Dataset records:
+ + + + +
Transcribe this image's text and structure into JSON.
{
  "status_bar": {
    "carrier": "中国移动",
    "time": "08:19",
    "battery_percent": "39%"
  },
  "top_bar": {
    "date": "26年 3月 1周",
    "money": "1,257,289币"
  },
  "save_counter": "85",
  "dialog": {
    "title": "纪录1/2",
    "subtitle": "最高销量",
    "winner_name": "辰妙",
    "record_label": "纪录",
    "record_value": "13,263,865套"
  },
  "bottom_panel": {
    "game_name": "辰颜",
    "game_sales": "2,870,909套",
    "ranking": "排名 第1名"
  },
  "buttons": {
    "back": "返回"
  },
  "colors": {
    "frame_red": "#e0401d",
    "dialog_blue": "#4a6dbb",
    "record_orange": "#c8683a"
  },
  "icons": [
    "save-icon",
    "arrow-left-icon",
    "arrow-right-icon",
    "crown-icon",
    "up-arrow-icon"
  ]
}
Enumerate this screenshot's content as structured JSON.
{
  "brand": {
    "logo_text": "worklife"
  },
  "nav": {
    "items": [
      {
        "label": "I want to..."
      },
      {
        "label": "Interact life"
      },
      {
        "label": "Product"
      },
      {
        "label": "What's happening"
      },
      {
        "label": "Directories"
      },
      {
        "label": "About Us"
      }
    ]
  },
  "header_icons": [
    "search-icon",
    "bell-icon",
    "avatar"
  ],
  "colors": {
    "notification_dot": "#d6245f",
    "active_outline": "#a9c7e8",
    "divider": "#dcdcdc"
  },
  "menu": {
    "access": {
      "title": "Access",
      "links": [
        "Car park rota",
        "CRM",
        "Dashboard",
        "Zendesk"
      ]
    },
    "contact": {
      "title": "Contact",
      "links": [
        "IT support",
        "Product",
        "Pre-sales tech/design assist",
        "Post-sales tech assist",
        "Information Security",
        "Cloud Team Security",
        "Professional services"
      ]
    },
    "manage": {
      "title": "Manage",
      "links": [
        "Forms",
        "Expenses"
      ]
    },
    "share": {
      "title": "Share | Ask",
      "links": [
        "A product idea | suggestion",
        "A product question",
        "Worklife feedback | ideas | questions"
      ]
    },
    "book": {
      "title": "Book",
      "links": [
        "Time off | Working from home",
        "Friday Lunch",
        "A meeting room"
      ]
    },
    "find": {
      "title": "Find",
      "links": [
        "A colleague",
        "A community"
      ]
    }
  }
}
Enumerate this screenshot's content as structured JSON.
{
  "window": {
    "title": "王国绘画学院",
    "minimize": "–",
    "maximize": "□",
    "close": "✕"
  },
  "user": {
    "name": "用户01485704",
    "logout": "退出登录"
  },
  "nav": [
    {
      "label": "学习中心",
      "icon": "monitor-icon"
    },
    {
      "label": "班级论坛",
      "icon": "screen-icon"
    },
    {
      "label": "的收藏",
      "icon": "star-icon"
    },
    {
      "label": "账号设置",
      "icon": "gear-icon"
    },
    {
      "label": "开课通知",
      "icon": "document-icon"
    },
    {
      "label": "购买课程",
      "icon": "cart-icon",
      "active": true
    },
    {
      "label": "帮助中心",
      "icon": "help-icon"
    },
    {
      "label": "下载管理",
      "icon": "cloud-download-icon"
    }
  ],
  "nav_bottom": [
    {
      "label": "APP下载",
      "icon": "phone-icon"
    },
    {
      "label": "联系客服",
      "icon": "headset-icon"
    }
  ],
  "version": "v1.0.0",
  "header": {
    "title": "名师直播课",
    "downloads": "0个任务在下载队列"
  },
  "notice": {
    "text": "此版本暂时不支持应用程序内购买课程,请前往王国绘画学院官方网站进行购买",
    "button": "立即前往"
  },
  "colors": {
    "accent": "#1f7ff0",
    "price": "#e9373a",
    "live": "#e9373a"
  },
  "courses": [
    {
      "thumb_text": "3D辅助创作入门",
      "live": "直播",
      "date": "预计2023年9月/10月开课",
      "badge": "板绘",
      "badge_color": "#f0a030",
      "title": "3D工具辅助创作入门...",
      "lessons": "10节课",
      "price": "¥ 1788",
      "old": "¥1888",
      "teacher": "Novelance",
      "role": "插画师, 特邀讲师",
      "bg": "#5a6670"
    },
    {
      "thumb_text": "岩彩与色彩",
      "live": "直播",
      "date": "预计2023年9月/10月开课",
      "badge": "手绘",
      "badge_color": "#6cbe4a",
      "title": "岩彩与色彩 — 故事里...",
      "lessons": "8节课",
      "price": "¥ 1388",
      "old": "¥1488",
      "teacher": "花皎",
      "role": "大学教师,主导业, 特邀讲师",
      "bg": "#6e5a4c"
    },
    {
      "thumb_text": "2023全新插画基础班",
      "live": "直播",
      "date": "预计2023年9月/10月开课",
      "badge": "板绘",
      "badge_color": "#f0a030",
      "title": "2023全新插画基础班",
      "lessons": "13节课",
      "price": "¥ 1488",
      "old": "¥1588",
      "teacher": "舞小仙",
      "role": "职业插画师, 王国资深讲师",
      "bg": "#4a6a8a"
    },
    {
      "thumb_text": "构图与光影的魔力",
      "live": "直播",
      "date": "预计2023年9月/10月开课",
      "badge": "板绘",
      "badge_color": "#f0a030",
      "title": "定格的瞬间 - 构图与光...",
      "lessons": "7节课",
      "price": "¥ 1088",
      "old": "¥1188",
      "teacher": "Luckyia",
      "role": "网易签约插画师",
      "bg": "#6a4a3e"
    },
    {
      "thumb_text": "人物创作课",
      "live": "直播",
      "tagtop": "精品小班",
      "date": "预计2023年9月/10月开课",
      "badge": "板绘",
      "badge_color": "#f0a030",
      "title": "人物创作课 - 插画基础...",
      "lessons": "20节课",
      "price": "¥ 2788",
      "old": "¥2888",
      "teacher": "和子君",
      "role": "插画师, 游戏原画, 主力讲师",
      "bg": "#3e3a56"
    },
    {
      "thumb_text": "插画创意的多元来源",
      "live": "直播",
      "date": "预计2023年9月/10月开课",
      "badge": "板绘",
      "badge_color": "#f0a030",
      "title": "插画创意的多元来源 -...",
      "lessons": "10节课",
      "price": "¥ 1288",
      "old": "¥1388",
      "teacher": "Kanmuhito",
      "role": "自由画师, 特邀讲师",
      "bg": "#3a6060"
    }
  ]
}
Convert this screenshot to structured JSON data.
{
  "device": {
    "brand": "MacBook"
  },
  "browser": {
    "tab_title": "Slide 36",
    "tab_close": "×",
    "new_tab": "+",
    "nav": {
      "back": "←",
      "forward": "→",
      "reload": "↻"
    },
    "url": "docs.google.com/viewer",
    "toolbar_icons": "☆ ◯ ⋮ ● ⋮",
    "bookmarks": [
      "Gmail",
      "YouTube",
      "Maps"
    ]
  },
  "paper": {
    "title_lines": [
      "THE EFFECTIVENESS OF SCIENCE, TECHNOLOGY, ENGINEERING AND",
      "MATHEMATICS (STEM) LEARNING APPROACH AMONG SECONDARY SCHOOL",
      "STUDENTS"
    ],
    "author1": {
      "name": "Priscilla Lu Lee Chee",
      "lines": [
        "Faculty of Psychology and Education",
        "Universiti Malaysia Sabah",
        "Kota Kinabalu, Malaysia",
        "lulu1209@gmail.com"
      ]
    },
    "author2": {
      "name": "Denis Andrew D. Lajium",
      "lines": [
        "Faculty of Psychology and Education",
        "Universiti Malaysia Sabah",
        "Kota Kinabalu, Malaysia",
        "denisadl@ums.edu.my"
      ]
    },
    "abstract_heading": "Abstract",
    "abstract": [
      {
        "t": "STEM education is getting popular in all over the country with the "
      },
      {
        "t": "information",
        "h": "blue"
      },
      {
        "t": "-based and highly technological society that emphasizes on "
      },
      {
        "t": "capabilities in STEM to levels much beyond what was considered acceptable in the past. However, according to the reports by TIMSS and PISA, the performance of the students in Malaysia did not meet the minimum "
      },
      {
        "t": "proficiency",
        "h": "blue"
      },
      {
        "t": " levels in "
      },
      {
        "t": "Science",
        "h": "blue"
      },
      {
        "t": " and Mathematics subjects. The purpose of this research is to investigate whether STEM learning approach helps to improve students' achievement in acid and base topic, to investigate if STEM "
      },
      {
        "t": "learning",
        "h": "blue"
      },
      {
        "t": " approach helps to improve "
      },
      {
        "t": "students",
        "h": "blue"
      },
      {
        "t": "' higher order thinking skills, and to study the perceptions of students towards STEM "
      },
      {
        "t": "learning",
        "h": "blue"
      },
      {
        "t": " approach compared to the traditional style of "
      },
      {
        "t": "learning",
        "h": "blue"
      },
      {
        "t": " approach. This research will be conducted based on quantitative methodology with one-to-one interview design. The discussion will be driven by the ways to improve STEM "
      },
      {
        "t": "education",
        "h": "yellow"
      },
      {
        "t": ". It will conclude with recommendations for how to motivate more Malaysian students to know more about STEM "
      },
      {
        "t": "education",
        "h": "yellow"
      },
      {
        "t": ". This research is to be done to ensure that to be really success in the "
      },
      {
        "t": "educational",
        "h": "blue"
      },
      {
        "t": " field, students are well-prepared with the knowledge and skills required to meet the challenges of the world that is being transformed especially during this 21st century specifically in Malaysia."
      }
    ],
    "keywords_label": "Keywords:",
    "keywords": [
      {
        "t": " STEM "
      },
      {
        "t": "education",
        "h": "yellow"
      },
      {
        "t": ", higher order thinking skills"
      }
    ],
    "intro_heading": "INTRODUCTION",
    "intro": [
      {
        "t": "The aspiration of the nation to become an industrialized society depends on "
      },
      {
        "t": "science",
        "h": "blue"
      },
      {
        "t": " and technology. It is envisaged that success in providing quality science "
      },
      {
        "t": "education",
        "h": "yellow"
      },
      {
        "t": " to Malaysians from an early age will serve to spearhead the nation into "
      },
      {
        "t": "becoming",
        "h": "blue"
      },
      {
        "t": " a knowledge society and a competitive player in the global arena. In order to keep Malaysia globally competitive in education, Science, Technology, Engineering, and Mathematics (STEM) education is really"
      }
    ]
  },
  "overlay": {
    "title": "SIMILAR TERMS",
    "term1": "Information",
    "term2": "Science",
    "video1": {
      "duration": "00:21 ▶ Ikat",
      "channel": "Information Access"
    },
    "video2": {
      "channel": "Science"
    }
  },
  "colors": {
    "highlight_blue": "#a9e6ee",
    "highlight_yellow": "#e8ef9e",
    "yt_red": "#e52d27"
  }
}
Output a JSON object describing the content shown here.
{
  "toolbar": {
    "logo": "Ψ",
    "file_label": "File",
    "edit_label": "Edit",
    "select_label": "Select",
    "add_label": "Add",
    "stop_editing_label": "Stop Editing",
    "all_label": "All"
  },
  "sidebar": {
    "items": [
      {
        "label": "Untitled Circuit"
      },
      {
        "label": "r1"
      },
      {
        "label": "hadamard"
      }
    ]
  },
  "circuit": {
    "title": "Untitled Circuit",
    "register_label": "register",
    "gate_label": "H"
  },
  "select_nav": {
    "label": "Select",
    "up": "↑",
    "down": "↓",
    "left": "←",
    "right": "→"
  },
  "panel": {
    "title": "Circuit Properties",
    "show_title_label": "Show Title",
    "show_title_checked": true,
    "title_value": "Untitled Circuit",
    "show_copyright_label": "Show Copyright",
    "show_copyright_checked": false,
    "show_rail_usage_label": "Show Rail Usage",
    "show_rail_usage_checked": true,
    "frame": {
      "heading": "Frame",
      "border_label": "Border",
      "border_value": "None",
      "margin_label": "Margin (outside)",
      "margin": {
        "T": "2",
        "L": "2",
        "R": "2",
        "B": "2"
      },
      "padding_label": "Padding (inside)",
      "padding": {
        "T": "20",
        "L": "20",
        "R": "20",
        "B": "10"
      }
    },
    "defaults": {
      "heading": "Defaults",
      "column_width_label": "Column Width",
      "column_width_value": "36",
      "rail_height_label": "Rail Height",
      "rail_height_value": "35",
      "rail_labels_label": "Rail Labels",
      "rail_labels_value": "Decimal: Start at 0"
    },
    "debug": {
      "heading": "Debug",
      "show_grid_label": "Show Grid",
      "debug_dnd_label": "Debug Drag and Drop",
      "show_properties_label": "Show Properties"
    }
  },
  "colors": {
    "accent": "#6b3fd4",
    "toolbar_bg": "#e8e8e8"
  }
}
+ + + + +
What you will do: Check each line above for the word "Security" and give the number of lines that have it, nothing else.

Exercise solution: 2